* [Prompt]:
Please write out the complete listing that follows, exactly as it reads.

* [Input records]:
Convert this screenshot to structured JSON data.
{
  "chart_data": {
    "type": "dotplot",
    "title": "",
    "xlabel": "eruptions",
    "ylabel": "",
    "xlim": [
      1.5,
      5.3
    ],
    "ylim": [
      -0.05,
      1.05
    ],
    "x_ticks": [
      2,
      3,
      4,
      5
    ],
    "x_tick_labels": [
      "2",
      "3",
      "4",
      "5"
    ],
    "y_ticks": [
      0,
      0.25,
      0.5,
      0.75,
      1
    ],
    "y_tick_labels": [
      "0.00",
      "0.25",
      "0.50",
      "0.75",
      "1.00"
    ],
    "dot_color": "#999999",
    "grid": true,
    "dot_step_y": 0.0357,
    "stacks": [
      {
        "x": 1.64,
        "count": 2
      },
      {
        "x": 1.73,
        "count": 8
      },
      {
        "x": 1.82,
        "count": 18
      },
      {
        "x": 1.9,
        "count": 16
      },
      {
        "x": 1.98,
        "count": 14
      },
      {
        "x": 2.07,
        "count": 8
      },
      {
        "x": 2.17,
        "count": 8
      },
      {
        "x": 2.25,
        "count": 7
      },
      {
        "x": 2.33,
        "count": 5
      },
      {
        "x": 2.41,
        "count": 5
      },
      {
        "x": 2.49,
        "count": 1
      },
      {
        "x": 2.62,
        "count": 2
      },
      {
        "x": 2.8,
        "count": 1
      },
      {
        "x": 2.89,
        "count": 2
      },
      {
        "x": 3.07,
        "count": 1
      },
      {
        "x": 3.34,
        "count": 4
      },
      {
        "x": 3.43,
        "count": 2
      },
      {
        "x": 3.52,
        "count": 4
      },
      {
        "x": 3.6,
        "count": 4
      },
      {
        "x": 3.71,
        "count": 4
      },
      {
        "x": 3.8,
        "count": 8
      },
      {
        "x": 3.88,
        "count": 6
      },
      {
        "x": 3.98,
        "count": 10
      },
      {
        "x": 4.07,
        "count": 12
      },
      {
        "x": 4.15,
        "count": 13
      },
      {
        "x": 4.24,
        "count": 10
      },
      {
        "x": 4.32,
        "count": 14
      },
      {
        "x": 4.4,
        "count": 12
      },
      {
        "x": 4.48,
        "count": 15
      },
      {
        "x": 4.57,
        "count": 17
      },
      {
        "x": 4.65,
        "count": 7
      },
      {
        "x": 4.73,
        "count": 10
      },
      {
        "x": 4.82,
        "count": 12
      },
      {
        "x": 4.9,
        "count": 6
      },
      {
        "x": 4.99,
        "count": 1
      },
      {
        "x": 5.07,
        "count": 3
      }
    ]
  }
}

* [Reply]:
Convert this screenshot to structured JSON data.
{
  "chart_data": {
    "type": "dotplot",
    "title": "",
    "xlabel": "eruptions",
    "ylabel": "",
    "xlim": [
      1.5,
      5.3
    ],
    "ylim": [
      -0.05,
      1.05
    ],
    "x_ticks": [
      2,
      3,
      4,
      5
    ],
    "x_tick_labels": [
      "2",
      "3",
      "4",
      "5"
    ],
    "y_ticks": [
      0,
      0.25,
      0.5,
      0.75,
      1
    ],
    "y_tick_labels": [
      "0.00",
      "0.25",
      "0.50",
      "0.75",
      "1.00"
    ],
    "dot_color": "#999999",
    "grid": true,
    "dot_step_y": 0.0357,
    "stacks": [
      {
        "x": 1.64,
        "count": 2
      },
      {
        "x": 1.73,
        "count": 8
      },
      {
        "x": 1.82,
        "count": 18
      },
      {
        "x": 1.9,
        "count": 16
      },
      {
        "x": 1.98,
        "count": 14
      },
      {
        "x": 2.07,
        "count": 8
      },
      {
        "x": 2.17,
        "count": 8
      },
      {
        "x": 2.25,
        "count": 7
      },
      {
        "x": 2.33,
        "count": 5
      },
      {
        "x": 2.41,
        "count": 5
      },
      {
        "x": 2.49,
        "count": 1
      },
      {
        "x": 2.62,
        "count": 2
      },
      {
        "x": 2.8,
        "count": 1
      },
      {
        "x": 2.89,
        "count": 2
      },
      {
        "x": 3.07,
        "count": 1
      },
      {
        "x": 3.34,
        "count": 4
      },
      {
        "x": 3.43,
        "count": 2
      },
      {
        "x": 3.52,
        "count": 4
      },
      {
        "x": 3.6,
        "count": 4
      },
      {
        "x": 3.71,
        "count": 4
      },
      {
        "x": 3.8,
        "count": 8
      },
      {
        "x": 3.88,
        "count": 6
      },
      {
        "x": 3.98,
        "count": 10
      },
      {
        "x": 4.07,
        "count": 12
      },
      {
        "x": 4.15,
        "count": 13
      },
      {
        "x": 4.24,
        "count": 10
      },
      {
        "x": 4.32,
        "count": 14
      },
      {
        "x": 4.4,
        "count": 12
      },
      {
        "x": 4.48,
        "count": 15
      },
      {
        "x": 4.57,
        "count": 17
      },
      {
        "x": 4.65,
        "count": 7
      },
      {
        "x": 4.73,
        "count": 10
      },
      {
        "x": 4.82,
        "count": 12
      },
      {
        "x": 4.9,
        "count": 6
      },
      {
        "x": 4.99,
        "count": 1
      },
      {
        "x": 5.07,
        "count": 3
      }
    ]
  }
}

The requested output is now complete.